** begin Given information **

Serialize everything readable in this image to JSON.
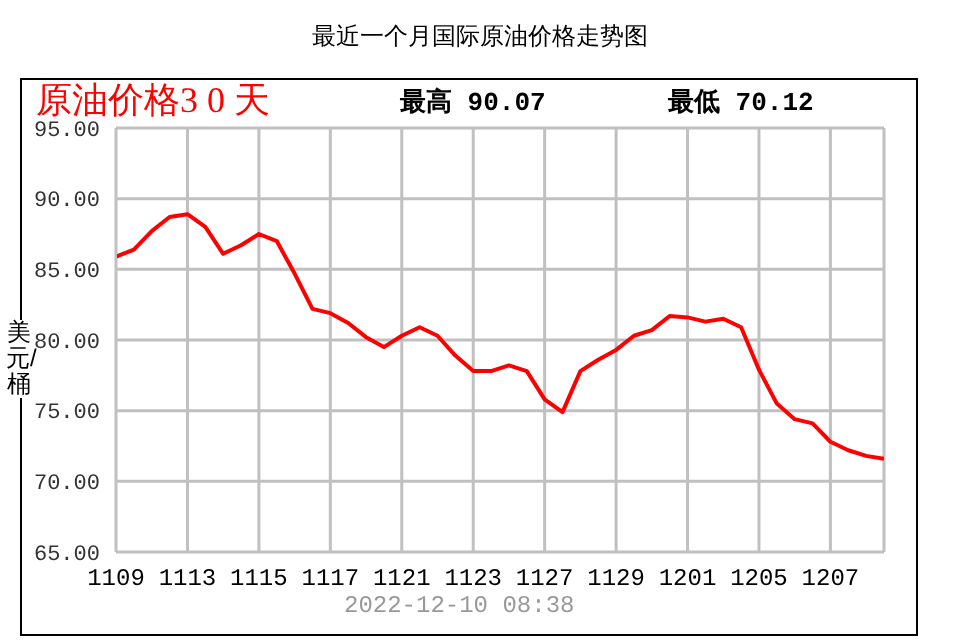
{
  "chart_data": {
    "type": "line",
    "title": "最近一个月国际原油价格走势图",
    "ylabel": "美元/桶",
    "annotations": [
      "原油价格3 0 天",
      "最高 90.07",
      "最低 70.12",
      "2022-12-10 08:38"
    ],
    "categories": [
      "1109",
      null,
      null,
      null,
      "1113",
      null,
      null,
      null,
      "1115",
      null,
      null,
      null,
      "1117",
      null,
      null,
      null,
      "1121",
      null,
      null,
      null,
      "1123",
      null,
      null,
      null,
      "1127",
      null,
      null,
      null,
      "1129",
      null,
      null,
      null,
      "1201",
      null,
      null,
      null,
      "1205",
      null,
      null,
      null,
      "1207",
      null,
      null,
      null
    ],
    "series": [
      {
        "color": "#ff0000",
        "values": [
          85.9,
          86.4,
          87.7,
          88.7,
          88.9,
          88.0,
          86.1,
          86.7,
          87.5,
          87.0,
          84.7,
          82.2,
          81.9,
          81.2,
          80.2,
          79.5,
          80.3,
          80.9,
          80.3,
          78.9,
          77.8,
          77.8,
          78.2,
          77.8,
          75.8,
          74.9,
          77.8,
          78.6,
          79.3,
          80.3,
          80.7,
          81.7,
          81.6,
          81.3,
          81.5,
          80.9,
          77.9,
          75.5,
          74.4,
          74.1,
          72.8,
          72.2,
          71.8,
          71.6
        ]
      }
    ],
    "ylim": [
      65,
      95
    ],
    "yticks": [
      {
        "value": 65,
        "label": "65.00"
      },
      {
        "value": 70,
        "label": "70.00"
      },
      {
        "value": 75,
        "label": "75.00"
      },
      {
        "value": 80,
        "label": "80.00"
      },
      {
        "value": 85,
        "label": "85.00"
      },
      {
        "value": 90,
        "label": "90.00"
      },
      {
        "value": 95,
        "label": "95.00"
      }
    ],
    "grid": true
  }
}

** end Given information **

### Problem
Without including any pictures, print each record exactly.

### Solution below
Serialize everything readable in this image to JSON.
{
  "chart_data": {
    "type": "line",
    "title": "最近一个月国际原油价格走势图",
    "ylabel": "美元/桶",
    "annotations": [
      "原油价格3 0 天",
      "最高 90.07",
      "最低 70.12",
      "2022-12-10 08:38"
    ],
    "categories": [
      "1109",
      null,
      null,
      null,
      "1113",
      null,
      null,
      null,
      "1115",
      null,
      null,
      null,
      "1117",
      null,
      null,
      null,
      "1121",
      null,
      null,
      null,
      "1123",
      null,
      null,
      null,
      "1127",
      null,
      null,
      null,
      "1129",
      null,
      null,
      null,
      "1201",
      null,
      null,
      null,
      "1205",
      null,
      null,
      null,
      "1207",
      null,
      null,
      null
    ],
    "series": [
      {
        "color": "#ff0000",
        "values": [
          85.9,
          86.4,
          87.7,
          88.7,
          88.9,
          88.0,
          86.1,
          86.7,
          87.5,
          87.0,
          84.7,
          82.2,
          81.9,
          81.2,
          80.2,
          79.5,
          80.3,
          80.9,
          80.3,
          78.9,
          77.8,
          77.8,
          78.2,
          77.8,
          75.8,
          74.9,
          77.8,
          78.6,
          79.3,
          80.3,
          80.7,
          81.7,
          81.6,
          81.3,
          81.5,
          80.9,
          77.9,
          75.5,
          74.4,
          74.1,
          72.8,
          72.2,
          71.8,
          71.6
        ]
      }
    ],
    "ylim": [
      65,
      95
    ],
    "yticks": [
      {
        "value": 65,
        "label": "65.00"
      },
      {
        "value": 70,
        "label": "70.00"
      },
      {
        "value": 75,
        "label": "75.00"
      },
      {
        "value": 80,
        "label": "80.00"
      },
      {
        "value": 85,
        "label": "85.00"
      },
      {
        "value": 90,
        "label": "90.00"
      },
      {
        "value": 95,
        "label": "95.00"
      }
    ],
    "grid": true
  }
}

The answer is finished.